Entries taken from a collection

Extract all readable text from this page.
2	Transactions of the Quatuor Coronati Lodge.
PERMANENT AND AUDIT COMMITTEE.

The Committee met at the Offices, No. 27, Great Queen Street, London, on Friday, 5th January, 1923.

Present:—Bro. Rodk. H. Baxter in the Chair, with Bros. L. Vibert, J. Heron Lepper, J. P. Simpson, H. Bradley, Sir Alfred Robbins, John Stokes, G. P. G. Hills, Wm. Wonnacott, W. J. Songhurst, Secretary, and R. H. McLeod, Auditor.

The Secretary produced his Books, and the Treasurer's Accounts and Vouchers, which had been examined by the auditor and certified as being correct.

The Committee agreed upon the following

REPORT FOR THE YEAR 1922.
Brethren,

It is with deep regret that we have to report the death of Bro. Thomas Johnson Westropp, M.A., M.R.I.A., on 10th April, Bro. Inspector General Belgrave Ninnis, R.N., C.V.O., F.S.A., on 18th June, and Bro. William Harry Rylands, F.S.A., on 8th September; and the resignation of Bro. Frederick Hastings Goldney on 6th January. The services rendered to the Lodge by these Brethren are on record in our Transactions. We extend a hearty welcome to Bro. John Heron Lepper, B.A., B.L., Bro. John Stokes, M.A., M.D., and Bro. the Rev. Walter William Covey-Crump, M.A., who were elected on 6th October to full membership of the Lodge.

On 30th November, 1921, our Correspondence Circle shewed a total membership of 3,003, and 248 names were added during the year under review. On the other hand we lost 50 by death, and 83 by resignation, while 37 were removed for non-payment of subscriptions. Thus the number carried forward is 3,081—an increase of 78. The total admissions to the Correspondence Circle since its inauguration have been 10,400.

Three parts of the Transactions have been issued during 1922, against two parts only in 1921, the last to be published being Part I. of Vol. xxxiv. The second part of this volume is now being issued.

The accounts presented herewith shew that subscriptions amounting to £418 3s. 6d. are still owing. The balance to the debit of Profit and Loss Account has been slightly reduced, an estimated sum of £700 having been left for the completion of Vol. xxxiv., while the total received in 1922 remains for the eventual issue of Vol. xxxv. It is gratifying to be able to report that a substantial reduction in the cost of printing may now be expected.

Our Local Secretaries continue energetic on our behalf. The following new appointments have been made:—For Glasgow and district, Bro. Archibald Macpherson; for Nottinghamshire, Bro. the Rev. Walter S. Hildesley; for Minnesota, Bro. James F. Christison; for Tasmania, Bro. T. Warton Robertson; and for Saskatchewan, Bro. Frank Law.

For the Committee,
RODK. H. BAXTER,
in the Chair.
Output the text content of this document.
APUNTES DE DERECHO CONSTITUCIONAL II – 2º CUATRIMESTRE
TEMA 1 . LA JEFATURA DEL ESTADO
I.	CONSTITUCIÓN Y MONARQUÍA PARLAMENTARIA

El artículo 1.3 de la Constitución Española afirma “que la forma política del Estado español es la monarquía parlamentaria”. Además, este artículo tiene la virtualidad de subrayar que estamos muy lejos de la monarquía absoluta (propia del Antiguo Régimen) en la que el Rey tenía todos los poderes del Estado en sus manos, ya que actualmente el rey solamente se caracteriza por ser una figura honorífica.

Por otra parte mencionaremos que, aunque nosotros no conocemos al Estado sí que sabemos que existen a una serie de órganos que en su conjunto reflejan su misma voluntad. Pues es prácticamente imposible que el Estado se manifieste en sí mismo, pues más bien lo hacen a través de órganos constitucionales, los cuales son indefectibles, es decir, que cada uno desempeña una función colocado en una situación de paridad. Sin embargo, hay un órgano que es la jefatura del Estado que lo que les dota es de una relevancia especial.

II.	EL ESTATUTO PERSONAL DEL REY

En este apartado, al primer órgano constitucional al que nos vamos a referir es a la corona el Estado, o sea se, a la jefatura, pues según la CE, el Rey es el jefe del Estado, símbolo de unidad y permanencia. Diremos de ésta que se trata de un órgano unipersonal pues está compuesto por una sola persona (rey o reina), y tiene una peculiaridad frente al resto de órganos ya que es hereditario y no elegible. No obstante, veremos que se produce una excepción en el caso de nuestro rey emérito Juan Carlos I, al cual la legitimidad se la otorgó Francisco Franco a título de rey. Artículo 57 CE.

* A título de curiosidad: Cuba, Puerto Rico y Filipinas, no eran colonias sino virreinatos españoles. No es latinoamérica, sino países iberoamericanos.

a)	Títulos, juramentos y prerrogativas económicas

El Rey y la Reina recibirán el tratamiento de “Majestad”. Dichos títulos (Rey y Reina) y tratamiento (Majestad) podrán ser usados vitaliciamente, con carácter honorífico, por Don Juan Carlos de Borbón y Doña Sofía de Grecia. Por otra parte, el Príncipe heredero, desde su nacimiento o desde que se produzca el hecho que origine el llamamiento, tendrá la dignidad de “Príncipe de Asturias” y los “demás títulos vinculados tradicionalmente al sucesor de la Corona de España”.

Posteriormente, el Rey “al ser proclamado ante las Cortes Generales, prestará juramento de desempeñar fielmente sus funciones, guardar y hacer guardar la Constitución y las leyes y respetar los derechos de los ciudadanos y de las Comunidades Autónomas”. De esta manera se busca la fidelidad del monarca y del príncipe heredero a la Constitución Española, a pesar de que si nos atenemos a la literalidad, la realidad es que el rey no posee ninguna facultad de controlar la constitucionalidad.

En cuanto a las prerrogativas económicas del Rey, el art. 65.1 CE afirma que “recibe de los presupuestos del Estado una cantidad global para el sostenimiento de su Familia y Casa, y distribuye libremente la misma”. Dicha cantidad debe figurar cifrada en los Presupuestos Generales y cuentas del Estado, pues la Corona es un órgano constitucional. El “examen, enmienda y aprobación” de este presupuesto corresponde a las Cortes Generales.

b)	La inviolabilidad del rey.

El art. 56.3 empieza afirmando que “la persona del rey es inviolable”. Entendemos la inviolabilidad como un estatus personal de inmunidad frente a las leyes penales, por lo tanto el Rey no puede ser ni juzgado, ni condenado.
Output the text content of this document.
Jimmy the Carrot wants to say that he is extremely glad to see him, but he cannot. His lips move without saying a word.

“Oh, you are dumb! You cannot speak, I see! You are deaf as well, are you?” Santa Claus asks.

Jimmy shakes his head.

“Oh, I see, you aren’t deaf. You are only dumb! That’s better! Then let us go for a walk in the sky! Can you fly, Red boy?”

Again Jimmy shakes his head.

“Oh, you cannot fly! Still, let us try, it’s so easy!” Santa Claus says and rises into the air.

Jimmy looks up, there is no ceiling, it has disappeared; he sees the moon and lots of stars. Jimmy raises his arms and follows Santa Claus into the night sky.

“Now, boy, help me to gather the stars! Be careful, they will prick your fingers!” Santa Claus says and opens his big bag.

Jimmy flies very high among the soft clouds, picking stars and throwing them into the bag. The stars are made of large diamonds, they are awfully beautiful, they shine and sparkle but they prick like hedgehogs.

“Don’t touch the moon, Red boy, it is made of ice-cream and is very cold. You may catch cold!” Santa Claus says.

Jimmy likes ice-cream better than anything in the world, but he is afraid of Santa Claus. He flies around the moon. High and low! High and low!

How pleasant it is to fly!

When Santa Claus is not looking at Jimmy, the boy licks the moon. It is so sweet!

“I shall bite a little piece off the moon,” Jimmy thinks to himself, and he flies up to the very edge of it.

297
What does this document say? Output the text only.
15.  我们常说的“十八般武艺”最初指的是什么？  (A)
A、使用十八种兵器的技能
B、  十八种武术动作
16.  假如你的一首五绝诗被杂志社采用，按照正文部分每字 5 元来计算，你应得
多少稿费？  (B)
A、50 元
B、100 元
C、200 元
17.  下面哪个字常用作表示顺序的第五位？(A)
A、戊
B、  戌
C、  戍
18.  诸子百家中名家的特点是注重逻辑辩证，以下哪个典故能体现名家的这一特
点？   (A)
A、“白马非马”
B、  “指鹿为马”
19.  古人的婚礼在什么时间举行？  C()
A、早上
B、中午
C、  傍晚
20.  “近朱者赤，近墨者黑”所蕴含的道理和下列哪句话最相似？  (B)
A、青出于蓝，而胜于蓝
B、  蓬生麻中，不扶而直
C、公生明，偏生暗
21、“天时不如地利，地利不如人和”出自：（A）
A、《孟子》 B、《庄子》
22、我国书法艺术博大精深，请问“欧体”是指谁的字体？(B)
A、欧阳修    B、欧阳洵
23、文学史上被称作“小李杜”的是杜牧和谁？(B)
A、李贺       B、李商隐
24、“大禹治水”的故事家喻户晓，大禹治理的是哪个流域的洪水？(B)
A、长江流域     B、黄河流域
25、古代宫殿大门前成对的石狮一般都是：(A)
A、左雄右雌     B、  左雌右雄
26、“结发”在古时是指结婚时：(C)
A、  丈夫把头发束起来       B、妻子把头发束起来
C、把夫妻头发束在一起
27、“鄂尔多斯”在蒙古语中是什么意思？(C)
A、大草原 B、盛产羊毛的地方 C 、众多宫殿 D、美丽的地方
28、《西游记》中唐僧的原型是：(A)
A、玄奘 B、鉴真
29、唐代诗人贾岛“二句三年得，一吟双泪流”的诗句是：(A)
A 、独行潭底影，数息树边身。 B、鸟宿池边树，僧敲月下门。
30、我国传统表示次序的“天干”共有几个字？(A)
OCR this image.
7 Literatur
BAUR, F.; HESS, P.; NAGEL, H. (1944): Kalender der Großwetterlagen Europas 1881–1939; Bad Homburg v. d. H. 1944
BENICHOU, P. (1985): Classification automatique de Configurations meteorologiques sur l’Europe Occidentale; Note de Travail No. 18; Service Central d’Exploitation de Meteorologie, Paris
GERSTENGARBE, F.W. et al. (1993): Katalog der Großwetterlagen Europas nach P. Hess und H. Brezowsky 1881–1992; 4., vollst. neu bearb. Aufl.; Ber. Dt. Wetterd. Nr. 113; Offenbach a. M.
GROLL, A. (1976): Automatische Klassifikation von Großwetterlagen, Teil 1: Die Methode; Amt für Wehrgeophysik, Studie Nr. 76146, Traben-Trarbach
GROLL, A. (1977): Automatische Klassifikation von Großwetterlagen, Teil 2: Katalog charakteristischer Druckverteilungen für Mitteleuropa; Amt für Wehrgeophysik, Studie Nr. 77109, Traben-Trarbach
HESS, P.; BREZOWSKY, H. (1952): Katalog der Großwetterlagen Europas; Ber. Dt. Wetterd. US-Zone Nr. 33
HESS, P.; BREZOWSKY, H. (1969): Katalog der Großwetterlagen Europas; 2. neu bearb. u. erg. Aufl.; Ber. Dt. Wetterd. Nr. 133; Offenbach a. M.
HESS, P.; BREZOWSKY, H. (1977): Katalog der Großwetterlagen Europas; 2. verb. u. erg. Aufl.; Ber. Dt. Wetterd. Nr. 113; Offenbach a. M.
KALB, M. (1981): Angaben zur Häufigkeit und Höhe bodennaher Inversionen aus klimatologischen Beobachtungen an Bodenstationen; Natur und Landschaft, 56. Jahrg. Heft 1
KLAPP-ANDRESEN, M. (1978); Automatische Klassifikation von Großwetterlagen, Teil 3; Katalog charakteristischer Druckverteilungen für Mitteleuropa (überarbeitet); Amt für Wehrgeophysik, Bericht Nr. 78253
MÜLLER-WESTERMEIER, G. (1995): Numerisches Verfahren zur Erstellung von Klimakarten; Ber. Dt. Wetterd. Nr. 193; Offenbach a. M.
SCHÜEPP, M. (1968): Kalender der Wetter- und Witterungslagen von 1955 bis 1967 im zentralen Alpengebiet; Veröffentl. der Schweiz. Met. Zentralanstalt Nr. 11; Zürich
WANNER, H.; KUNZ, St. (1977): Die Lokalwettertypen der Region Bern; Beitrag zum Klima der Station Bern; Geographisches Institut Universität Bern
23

Task brief — From the data above, copy out every line with the string "prick" in it.

Solution below —
“Now, boy, help me to gather the stars! Be careful, they will prick your fingers!” Santa Claus says and opens his big bag.
Jimmy flies very high among the soft clouds, picking stars and throwing them into the bag. The stars are made of large diamonds, they are awfully beautiful, they shine and sparkle but they prick like hedgehogs.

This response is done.